Copy down every line where the string "Average" shows up.

#####

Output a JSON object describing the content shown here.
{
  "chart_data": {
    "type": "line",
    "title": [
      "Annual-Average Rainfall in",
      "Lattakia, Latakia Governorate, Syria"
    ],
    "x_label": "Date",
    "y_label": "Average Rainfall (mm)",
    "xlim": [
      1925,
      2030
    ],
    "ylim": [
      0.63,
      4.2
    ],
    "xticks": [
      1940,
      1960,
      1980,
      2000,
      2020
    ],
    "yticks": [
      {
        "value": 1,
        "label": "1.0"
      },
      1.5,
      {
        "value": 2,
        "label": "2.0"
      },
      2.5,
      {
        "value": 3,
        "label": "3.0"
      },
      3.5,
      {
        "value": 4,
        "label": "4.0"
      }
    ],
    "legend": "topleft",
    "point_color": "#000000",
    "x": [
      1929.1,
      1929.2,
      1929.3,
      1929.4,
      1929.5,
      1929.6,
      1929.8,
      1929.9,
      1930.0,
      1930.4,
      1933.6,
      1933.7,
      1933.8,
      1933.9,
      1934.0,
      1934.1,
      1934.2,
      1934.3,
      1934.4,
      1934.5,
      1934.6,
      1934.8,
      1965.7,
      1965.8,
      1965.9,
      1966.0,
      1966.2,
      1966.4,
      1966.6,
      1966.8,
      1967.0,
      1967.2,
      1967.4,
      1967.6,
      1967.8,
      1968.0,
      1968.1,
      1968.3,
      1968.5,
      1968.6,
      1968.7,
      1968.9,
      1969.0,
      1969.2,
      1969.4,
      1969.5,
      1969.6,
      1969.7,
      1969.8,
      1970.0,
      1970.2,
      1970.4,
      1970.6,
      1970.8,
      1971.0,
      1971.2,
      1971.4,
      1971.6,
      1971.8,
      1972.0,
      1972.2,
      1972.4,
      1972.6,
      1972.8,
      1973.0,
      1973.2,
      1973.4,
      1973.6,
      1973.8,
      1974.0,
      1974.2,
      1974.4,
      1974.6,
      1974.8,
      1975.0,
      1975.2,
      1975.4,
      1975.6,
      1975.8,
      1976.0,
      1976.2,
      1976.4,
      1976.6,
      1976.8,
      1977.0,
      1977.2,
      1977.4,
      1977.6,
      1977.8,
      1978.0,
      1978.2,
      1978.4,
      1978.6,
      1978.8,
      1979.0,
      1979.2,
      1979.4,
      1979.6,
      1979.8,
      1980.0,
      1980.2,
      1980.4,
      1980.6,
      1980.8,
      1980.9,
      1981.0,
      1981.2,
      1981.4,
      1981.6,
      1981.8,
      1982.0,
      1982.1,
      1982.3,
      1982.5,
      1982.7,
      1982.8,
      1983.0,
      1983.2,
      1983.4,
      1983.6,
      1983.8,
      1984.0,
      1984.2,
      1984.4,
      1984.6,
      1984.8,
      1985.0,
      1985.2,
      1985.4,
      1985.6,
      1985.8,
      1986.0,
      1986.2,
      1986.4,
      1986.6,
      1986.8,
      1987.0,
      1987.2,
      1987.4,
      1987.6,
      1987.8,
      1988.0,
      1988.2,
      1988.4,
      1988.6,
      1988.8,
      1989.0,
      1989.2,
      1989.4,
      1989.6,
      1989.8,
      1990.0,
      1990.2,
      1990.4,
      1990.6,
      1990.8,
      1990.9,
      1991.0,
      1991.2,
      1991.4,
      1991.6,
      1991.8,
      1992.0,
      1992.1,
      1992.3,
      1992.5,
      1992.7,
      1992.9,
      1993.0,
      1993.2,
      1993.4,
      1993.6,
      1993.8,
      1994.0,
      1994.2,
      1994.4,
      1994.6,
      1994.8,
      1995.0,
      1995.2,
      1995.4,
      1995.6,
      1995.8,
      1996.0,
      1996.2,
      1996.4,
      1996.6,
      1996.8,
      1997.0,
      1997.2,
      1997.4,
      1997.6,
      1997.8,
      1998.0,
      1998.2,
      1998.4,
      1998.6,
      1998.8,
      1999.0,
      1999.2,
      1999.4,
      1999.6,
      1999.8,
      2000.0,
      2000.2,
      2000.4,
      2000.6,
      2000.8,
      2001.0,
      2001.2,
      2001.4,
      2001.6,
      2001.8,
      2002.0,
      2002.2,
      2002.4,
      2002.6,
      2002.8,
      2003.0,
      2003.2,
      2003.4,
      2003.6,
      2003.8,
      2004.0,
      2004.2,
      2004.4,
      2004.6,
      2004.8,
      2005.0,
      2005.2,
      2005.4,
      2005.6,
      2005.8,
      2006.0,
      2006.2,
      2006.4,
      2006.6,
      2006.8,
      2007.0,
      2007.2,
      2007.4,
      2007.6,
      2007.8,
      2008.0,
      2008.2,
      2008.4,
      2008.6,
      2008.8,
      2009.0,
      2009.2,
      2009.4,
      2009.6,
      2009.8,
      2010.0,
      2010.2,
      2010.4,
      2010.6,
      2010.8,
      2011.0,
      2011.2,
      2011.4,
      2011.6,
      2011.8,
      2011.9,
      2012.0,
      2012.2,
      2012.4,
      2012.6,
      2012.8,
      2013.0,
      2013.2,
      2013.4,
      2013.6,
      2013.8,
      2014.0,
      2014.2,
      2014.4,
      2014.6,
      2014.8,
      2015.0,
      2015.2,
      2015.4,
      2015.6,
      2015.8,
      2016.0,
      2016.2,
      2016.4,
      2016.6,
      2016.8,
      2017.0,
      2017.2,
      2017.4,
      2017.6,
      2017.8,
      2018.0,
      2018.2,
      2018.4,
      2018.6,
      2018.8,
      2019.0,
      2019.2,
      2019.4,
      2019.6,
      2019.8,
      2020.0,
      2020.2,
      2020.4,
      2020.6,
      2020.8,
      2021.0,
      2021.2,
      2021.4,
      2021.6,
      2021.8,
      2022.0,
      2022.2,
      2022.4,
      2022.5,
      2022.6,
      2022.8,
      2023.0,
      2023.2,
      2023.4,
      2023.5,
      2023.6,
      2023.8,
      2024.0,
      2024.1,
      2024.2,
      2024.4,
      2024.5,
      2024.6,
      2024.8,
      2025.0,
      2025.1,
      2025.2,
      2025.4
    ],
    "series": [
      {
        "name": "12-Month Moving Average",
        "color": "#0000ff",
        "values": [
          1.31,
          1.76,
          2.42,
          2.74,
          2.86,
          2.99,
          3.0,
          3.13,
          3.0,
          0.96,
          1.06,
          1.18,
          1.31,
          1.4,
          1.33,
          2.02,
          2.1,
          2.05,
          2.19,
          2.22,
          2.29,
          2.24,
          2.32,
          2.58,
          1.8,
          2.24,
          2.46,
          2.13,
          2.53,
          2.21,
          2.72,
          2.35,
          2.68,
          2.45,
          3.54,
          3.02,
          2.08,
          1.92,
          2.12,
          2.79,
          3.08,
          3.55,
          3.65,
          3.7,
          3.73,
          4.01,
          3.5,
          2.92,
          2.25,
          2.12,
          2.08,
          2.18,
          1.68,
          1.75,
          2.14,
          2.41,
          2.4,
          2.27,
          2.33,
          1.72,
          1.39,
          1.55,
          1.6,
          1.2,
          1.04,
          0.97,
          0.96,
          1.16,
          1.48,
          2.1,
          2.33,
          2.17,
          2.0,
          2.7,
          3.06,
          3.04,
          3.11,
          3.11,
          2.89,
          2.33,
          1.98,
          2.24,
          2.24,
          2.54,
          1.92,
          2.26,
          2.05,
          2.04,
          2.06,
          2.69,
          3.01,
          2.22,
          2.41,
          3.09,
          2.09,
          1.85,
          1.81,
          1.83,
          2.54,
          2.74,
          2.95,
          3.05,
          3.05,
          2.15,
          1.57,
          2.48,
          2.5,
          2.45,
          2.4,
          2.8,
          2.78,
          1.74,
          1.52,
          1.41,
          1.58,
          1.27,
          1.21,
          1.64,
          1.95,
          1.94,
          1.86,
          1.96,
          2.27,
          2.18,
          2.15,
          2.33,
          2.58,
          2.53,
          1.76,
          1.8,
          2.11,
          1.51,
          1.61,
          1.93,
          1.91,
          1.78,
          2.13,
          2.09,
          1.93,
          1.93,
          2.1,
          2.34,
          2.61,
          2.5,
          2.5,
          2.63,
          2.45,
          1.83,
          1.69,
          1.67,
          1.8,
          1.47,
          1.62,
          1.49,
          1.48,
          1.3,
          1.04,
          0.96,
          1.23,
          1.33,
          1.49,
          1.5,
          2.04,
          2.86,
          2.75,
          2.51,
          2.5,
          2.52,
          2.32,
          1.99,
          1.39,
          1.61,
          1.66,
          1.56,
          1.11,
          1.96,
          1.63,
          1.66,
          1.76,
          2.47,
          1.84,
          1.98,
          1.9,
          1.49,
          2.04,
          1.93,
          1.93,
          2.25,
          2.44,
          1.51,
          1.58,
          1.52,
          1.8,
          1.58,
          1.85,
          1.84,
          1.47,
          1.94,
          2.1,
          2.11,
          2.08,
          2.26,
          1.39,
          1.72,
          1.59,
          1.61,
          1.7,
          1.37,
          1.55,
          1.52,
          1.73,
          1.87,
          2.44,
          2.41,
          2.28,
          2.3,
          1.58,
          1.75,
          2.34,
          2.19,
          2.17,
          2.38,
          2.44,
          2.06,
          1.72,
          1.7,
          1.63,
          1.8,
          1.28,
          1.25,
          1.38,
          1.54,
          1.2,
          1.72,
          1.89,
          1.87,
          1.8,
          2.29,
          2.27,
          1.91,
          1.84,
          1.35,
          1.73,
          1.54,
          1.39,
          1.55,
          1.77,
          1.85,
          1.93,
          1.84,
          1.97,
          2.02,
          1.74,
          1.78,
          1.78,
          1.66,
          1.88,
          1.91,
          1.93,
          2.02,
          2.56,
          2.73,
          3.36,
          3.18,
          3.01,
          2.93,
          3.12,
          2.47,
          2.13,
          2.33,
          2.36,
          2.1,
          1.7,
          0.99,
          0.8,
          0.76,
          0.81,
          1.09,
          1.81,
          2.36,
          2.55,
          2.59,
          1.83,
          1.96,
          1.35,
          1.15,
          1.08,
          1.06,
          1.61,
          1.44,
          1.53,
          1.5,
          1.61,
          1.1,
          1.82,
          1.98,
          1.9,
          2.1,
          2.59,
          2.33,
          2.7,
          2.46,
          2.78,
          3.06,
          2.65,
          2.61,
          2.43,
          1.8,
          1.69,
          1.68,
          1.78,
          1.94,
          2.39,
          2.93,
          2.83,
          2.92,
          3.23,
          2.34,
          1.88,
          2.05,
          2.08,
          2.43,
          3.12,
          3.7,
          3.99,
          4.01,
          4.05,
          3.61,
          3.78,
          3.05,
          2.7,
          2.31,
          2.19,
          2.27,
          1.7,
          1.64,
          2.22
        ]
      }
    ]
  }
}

#####

_Exercise output_.
      "Annual-Average Rainfall in",
    "y_label": "Average Rainfall (mm)",
        "name": "12-Month Moving Average",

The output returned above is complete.